> **Short exercise**
Say how many lines in the records include the string "فراوان", adding no other words.
::: Record excerpts
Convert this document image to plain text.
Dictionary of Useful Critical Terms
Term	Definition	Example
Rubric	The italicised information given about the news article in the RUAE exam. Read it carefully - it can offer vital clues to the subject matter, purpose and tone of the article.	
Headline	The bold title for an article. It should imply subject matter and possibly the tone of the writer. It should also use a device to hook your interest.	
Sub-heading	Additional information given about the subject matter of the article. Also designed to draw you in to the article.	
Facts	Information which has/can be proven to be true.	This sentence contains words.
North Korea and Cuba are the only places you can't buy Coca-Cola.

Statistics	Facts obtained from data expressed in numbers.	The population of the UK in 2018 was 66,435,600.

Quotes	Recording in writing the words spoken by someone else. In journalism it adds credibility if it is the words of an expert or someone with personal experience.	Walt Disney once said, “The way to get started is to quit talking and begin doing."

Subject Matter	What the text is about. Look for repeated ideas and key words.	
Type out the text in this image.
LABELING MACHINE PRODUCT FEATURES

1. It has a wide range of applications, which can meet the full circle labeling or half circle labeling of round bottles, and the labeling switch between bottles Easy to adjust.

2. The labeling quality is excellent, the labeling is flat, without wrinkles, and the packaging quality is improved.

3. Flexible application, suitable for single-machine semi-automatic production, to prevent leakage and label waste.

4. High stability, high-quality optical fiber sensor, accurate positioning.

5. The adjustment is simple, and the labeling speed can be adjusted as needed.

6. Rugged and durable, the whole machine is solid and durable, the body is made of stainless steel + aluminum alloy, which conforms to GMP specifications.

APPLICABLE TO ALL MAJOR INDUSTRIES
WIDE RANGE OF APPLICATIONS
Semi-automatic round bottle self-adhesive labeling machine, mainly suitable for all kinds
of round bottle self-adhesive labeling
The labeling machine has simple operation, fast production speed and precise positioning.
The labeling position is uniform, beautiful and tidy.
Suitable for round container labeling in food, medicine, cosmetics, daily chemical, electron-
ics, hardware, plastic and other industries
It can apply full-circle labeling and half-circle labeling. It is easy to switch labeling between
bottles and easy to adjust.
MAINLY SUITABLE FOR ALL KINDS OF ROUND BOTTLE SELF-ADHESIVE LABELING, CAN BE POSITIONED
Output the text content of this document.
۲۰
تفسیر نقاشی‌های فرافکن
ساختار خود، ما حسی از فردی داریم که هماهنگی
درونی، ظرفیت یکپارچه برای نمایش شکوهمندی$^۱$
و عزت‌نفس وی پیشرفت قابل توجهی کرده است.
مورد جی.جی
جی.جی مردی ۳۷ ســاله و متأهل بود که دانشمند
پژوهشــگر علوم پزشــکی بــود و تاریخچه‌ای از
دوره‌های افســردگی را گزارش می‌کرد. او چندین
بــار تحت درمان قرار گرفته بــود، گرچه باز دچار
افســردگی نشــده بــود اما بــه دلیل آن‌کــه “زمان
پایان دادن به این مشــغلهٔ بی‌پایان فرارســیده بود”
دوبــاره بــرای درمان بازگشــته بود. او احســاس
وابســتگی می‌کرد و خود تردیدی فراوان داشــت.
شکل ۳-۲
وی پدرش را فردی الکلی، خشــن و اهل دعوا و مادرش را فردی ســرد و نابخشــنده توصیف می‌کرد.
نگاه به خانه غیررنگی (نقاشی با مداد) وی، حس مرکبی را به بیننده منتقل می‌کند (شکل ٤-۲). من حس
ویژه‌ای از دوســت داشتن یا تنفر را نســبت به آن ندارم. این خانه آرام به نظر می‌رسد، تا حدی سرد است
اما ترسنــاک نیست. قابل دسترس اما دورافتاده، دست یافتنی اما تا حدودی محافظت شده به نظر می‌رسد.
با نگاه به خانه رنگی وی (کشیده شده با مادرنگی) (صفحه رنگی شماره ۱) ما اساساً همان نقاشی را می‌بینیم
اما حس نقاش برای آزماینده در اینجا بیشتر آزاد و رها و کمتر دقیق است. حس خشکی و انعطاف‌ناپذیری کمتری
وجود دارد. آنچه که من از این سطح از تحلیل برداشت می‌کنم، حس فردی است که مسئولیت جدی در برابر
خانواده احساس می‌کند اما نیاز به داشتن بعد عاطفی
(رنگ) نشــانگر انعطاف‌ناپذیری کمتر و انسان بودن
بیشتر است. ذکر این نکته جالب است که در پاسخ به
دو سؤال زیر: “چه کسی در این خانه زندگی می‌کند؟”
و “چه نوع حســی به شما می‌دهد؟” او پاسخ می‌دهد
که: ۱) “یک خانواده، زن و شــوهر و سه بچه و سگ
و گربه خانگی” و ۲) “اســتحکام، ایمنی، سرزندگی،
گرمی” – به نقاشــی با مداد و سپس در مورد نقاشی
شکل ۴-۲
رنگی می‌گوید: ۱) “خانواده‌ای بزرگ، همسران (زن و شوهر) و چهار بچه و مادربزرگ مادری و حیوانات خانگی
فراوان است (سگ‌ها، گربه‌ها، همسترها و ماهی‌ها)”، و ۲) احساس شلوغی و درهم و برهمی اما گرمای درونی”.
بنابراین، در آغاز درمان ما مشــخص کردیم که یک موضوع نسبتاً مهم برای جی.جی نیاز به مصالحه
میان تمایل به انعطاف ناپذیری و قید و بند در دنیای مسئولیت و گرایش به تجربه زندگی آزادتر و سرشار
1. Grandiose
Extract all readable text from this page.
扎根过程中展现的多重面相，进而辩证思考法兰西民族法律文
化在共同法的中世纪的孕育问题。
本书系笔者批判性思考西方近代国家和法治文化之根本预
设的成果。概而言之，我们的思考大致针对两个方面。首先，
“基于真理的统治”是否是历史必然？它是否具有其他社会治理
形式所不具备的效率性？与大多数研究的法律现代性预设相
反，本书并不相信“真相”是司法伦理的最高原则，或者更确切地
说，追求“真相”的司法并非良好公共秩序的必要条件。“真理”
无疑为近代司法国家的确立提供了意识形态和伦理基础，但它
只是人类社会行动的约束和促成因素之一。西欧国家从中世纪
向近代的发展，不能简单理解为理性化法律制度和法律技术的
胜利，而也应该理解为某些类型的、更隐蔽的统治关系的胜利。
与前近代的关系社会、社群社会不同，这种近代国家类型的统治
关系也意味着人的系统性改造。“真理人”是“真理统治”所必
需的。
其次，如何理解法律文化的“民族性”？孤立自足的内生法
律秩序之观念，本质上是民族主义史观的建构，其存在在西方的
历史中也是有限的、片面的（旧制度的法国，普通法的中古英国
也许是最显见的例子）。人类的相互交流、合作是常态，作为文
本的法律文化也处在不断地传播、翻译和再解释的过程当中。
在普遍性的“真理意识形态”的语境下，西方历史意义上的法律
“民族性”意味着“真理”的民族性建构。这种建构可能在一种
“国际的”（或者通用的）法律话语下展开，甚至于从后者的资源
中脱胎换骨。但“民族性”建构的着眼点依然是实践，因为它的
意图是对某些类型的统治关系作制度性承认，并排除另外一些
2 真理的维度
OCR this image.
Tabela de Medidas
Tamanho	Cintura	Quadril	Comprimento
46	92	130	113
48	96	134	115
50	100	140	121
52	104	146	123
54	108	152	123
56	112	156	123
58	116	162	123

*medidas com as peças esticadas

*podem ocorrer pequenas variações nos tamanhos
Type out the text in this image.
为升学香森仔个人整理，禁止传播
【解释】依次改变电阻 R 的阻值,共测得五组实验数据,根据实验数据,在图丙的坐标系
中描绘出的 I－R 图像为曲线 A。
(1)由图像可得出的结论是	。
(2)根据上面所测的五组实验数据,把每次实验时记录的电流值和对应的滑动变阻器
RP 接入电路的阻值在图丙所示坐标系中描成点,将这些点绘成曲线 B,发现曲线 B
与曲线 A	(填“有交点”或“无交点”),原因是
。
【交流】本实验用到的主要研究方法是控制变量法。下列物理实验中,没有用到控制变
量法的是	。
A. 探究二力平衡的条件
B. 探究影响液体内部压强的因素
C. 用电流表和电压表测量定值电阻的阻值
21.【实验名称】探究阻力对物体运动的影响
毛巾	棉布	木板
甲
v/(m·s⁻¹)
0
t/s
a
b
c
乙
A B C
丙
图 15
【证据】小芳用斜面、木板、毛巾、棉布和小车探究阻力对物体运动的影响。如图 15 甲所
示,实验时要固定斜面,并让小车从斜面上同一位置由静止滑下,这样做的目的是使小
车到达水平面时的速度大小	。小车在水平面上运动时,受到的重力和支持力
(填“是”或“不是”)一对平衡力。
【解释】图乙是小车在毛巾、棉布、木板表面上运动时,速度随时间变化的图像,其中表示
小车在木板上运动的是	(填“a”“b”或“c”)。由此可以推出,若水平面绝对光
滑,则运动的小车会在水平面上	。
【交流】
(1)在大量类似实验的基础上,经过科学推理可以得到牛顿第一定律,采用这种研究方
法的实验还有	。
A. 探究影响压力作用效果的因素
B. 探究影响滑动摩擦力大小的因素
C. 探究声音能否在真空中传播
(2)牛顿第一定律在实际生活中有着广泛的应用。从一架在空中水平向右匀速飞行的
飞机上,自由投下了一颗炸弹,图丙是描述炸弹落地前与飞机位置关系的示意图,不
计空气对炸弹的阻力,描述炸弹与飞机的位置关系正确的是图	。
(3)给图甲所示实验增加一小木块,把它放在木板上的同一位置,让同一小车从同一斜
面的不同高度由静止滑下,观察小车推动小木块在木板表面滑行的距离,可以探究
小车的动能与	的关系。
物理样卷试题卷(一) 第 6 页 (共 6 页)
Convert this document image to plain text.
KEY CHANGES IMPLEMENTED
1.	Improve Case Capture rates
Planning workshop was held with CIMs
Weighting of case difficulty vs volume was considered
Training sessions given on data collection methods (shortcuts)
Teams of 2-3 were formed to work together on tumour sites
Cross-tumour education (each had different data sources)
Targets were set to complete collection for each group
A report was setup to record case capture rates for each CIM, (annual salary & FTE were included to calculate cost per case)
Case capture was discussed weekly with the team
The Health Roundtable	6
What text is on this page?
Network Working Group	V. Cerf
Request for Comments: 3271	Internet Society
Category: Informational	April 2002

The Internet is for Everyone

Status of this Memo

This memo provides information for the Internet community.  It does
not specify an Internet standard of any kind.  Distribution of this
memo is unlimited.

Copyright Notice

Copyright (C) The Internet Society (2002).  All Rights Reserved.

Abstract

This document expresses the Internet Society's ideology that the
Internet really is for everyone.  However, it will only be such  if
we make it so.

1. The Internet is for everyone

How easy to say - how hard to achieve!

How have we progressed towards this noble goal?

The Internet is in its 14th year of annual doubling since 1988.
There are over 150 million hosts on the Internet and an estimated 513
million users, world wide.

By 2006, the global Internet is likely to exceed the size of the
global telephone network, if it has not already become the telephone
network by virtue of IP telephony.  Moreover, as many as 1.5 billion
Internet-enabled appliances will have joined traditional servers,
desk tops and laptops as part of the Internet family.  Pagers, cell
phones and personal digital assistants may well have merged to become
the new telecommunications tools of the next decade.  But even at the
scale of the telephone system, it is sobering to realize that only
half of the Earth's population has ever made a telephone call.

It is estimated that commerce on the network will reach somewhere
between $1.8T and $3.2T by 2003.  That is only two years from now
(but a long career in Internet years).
::::::
> **Answer to this task**
2